▶ [Task]: Reproduce each line exactly. Skip none.

Dataset records:

§ §

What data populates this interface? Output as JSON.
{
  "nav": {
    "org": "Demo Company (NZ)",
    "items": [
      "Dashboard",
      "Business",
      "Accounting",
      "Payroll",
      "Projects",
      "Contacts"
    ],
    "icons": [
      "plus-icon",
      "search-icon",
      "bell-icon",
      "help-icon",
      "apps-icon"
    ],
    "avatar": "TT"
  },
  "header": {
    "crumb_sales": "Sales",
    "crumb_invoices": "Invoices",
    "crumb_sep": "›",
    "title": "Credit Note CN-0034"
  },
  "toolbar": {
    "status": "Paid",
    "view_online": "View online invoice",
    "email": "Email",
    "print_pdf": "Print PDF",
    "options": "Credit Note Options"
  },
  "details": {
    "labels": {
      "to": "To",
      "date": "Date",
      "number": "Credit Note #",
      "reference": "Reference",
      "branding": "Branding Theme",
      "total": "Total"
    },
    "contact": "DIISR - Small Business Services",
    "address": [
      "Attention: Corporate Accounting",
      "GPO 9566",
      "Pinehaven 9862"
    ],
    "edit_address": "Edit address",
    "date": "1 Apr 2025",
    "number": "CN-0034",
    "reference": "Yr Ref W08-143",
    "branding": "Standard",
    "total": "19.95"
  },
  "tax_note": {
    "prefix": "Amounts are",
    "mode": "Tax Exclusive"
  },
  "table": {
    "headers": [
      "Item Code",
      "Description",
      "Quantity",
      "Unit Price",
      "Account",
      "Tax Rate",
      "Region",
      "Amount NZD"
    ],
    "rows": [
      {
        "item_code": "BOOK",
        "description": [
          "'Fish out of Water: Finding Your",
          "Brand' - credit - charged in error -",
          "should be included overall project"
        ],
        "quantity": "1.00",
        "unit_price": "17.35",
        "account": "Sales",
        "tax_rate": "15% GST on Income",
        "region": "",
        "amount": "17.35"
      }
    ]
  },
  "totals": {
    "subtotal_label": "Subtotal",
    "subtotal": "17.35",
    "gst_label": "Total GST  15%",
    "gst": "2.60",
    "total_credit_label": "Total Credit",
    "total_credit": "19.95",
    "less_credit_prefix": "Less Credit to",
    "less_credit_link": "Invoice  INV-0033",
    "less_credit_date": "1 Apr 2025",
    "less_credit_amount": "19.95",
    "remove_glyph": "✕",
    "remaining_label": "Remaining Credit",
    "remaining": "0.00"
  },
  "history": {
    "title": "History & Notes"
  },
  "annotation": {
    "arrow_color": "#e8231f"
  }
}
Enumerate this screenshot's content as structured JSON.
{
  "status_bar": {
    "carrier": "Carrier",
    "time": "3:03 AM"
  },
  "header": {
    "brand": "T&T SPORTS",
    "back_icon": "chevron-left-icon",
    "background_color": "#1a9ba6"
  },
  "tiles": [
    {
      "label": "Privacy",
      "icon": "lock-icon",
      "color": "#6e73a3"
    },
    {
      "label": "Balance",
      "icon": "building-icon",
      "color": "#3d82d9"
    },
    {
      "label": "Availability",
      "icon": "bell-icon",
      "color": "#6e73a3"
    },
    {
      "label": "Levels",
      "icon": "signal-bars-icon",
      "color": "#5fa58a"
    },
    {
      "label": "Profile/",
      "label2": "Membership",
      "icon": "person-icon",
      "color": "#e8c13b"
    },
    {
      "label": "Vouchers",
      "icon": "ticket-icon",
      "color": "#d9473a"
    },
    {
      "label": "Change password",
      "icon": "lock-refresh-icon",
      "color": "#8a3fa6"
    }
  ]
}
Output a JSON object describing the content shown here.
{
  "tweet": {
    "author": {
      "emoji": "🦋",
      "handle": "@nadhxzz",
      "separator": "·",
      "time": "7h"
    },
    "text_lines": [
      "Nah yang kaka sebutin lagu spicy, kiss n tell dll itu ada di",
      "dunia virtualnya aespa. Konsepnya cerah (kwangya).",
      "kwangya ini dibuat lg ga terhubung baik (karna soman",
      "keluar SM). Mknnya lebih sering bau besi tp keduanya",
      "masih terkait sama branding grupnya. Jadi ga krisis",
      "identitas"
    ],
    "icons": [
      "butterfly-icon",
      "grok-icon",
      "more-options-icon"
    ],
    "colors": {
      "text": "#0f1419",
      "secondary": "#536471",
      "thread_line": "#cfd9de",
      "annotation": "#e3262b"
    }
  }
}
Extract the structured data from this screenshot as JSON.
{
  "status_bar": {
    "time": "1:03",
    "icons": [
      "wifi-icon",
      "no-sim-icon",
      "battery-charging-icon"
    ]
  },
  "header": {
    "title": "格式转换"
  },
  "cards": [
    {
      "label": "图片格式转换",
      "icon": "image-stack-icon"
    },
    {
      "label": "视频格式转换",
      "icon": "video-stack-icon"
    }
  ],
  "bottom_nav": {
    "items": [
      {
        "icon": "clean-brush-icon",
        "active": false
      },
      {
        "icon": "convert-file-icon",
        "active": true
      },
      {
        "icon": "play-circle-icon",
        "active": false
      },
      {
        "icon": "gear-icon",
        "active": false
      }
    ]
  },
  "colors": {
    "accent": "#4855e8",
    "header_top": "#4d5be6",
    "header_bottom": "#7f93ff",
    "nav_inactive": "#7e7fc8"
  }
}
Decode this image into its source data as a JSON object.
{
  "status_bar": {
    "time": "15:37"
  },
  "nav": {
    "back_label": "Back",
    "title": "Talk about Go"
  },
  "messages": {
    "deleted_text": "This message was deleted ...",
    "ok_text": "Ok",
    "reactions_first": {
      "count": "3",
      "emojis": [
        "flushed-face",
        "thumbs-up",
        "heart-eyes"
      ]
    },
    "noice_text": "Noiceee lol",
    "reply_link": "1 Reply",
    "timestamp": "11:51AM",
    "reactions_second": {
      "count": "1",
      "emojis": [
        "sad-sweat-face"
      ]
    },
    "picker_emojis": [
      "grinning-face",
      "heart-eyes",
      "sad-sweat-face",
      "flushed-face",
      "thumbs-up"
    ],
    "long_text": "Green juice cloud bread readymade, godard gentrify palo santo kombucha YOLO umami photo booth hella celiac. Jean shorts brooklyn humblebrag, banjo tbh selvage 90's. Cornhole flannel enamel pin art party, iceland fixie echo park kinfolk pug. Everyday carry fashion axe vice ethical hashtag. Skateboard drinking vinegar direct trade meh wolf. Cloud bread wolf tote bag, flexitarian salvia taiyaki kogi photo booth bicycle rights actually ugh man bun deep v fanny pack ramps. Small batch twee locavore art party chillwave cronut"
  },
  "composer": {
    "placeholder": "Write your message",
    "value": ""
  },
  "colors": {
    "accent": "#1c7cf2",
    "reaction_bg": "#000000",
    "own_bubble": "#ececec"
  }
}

§ §

▶ [Output below]:
What data populates this interface? Output as JSON.
{
  "nav": {
    "org": "Demo Company (NZ)",
    "items": [
      "Dashboard",
      "Business",
      "Accounting",
      "Payroll",
      "Projects",
      "Contacts"
    ],
    "icons": [
      "plus-icon",
      "search-icon",
      "bell-icon",
      "help-icon",
      "apps-icon"
    ],
    "avatar": "TT"
  },
  "header": {
    "crumb_sales": "Sales",
    "crumb_invoices": "Invoices",
    "crumb_sep": "›",
    "title": "Credit Note CN-0034"
  },
  "toolbar": {
    "status": "Paid",
    "view_online": "View online invoice",
    "email": "Email",
    "print_pdf": "Print PDF",
    "options": "Credit Note Options"
  },
  "details": {
    "labels": {
      "to": "To",
      "date": "Date",
      "number": "Credit Note #",
      "reference": "Reference",
      "branding": "Branding Theme",
      "total": "Total"
    },
    "contact": "DIISR - Small Business Services",
    "address": [
      "Attention: Corporate Accounting",
      "GPO 9566",
      "Pinehaven 9862"
    ],
    "edit_address": "Edit address",
    "date": "1 Apr 2025",
    "number": "CN-0034",
    "reference": "Yr Ref W08-143",
    "branding": "Standard",
    "total": "19.95"
  },
  "tax_note": {
    "prefix": "Amounts are",
    "mode": "Tax Exclusive"
  },
  "table": {
    "headers": [
      "Item Code",
      "Description",
      "Quantity",
      "Unit Price",
      "Account",
      "Tax Rate",
      "Region",
      "Amount NZD"
    ],
    "rows": [
      {
        "item_code": "BOOK",
        "description": [
          "'Fish out of Water: Finding Your",
          "Brand' - credit - charged in error -",
          "should be included overall project"
        ],
        "quantity": "1.00",
        "unit_price": "17.35",
        "account": "Sales",
        "tax_rate": "15% GST on Income",
        "region": "",
        "amount": "17.35"
      }
    ]
  },
  "totals": {
    "subtotal_label": "Subtotal",
    "subtotal": "17.35",
    "gst_label": "Total GST  15%",
    "gst": "2.60",
    "total_credit_label": "Total Credit",
    "total_credit": "19.95",
    "less_credit_prefix": "Less Credit to",
    "less_credit_link": "Invoice  INV-0033",
    "less_credit_date": "1 Apr 2025",
    "less_credit_amount": "19.95",
    "remove_glyph": "✕",
    "remaining_label": "Remaining Credit",
    "remaining": "0.00"
  },
  "history": {
    "title": "History & Notes"
  },
  "annotation": {
    "arrow_color": "#e8231f"
  }
}
Enumerate this screenshot's content as structured JSON.
{
  "status_bar": {
    "carrier": "Carrier",
    "time": "3:03 AM"
  },
  "header": {
    "brand": "T&T SPORTS",
    "back_icon": "chevron-left-icon",
    "background_color": "#1a9ba6"
  },
  "tiles": [
    {
      "label": "Privacy",
      "icon": "lock-icon",
      "color": "#6e73a3"
    },
    {
      "label": "Balance",
      "icon": "building-icon",
      "color": "#3d82d9"
    },
    {
      "label": "Availability",
      "icon": "bell-icon",
      "color": "#6e73a3"
    },
    {
      "label": "Levels",
      "icon": "signal-bars-icon",
      "color": "#5fa58a"
    },
    {
      "label": "Profile/",
      "label2": "Membership",
      "icon": "person-icon",
      "color": "#e8c13b"
    },
    {
      "label": "Vouchers",
      "icon": "ticket-icon",
      "color": "#d9473a"
    },
    {
      "label": "Change password",
      "icon": "lock-refresh-icon",
      "color": "#8a3fa6"
    }
  ]
}
Output a JSON object describing the content shown here.
{
  "tweet": {
    "author": {
      "emoji": "🦋",
      "handle": "@nadhxzz",
      "separator": "·",
      "time": "7h"
    },
    "text_lines": [
      "Nah yang kaka sebutin lagu spicy, kiss n tell dll itu ada di",
      "dunia virtualnya aespa. Konsepnya cerah (kwangya).",
      "kwangya ini dibuat lg ga terhubung baik (karna soman",
      "keluar SM). Mknnya lebih sering bau besi tp keduanya",
      "masih terkait sama branding grupnya. Jadi ga krisis",
      "identitas"
    ],
    "icons": [
      "butterfly-icon",
      "grok-icon",
      "more-options-icon"
    ],
    "colors": {
      "text": "#0f1419",
      "secondary": "#536471",
      "thread_line": "#cfd9de",
      "annotation": "#e3262b"
    }
  }
}
Extract the structured data from this screenshot as JSON.
{
  "status_bar": {
    "time": "1:03",
    "icons": [
      "wifi-icon",
      "no-sim-icon",
      "battery-charging-icon"
    ]
  },
  "header": {
    "title": "格式转换"
  },
  "cards": [
    {
      "label": "图片格式转换",
      "icon": "image-stack-icon"
    },
    {
      "label": "视频格式转换",
      "icon": "video-stack-icon"
    }
  ],
  "bottom_nav": {
    "items": [
      {
        "icon": "clean-brush-icon",
        "active": false
      },
      {
        "icon": "convert-file-icon",
        "active": true
      },
      {
        "icon": "play-circle-icon",
        "active": false
      },
      {
        "icon": "gear-icon",
        "active": false
      }
    ]
  },
  "colors": {
    "accent": "#4855e8",
    "header_top": "#4d5be6",
    "header_bottom": "#7f93ff",
    "nav_inactive": "#7e7fc8"
  }
}
Decode this image into its source data as a JSON object.
{
  "status_bar": {
    "time": "15:37"
  },
  "nav": {
    "back_label": "Back",
    "title": "Talk about Go"
  },
  "messages": {
    "deleted_text": "This message was deleted ...",
    "ok_text": "Ok",
    "reactions_first": {
      "count": "3",
      "emojis": [
        "flushed-face",
        "thumbs-up",
        "heart-eyes"
      ]
    },
    "noice_text": "Noiceee lol",
    "reply_link": "1 Reply",
    "timestamp": "11:51AM",
    "reactions_second": {
      "count": "1",
      "emojis": [
        "sad-sweat-face"
      ]
    },
    "picker_emojis": [
      "grinning-face",
      "heart-eyes",
      "sad-sweat-face",
      "flushed-face",
      "thumbs-up"
    ],
    "long_text": "Green juice cloud bread readymade, godard gentrify palo santo kombucha YOLO umami photo booth hella celiac. Jean shorts brooklyn humblebrag, banjo tbh selvage 90's. Cornhole flannel enamel pin art party, iceland fixie echo park kinfolk pug. Everyday carry fashion axe vice ethical hashtag. Skateboard drinking vinegar direct trade meh wolf. Cloud bread wolf tote bag, flexitarian salvia taiyaki kogi photo booth bicycle rights actually ugh man bun deep v fanny pack ramps. Small batch twee locavore art party chillwave cronut"
  },
  "composer": {
    "placeholder": "Write your message",
    "value": ""
  },
  "colors": {
    "accent": "#1c7cf2",
    "reaction_bg": "#000000",
    "own_bubble": "#ececec"
  }
}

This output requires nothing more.